### [EXERCISE AIM]
Identify every line containing the word "bodů" and reproduce each one.

(Collected data)
--------------------------------------------------

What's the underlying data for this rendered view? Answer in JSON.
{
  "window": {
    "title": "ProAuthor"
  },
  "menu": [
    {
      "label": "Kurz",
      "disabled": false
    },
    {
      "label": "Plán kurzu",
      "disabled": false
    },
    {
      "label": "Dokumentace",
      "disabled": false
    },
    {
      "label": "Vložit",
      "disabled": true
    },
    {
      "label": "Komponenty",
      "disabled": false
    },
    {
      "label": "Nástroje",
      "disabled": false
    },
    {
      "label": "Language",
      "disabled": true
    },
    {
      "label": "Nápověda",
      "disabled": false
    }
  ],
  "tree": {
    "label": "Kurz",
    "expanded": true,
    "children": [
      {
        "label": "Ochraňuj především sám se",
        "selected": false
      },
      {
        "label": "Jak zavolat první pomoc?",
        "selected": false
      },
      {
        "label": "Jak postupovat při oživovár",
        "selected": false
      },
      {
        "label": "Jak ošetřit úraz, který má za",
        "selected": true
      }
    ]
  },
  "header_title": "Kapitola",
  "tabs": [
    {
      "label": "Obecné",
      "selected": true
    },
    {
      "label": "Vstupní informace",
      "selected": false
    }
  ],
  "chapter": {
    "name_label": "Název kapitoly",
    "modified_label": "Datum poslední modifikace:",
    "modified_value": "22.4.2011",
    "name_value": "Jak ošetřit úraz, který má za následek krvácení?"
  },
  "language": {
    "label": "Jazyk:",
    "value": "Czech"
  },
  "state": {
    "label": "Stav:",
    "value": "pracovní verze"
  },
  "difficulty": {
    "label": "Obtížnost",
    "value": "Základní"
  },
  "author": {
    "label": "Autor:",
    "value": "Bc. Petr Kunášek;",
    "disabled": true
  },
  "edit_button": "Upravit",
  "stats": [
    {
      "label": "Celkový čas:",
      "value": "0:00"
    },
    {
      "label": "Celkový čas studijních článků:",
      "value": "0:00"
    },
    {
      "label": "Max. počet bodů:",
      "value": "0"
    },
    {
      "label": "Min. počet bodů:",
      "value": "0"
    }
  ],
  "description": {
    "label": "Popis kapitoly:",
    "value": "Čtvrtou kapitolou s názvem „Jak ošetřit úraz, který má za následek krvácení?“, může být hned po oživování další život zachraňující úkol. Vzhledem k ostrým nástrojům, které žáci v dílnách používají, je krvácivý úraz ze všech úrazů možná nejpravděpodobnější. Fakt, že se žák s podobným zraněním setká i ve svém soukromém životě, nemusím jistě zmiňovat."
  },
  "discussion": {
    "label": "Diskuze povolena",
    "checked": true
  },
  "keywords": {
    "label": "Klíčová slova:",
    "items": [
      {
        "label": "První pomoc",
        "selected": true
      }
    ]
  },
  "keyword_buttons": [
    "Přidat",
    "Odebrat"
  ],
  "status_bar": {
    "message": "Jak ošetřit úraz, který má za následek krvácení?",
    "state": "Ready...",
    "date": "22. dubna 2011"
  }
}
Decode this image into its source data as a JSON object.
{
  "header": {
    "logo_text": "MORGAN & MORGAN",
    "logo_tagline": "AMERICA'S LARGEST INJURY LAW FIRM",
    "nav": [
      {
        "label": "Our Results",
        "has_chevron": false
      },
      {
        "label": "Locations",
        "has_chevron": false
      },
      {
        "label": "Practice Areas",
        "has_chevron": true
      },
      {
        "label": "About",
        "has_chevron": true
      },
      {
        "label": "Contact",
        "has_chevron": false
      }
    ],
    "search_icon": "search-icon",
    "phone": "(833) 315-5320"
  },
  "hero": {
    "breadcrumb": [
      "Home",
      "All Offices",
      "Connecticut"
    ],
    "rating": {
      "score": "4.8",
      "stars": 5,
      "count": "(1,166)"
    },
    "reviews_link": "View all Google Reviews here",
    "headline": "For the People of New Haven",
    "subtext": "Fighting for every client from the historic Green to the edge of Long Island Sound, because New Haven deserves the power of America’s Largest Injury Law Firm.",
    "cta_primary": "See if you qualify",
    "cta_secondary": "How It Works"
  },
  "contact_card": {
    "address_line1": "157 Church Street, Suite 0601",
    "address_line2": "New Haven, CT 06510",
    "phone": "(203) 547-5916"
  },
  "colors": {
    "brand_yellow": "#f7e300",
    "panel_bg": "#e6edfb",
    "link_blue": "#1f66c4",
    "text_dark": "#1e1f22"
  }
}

--------------------------------------------------

### [RESULT OF THE EXERCISE]
      "label": "Max. počet bodů:",
      "label": "Min. počet bodů:",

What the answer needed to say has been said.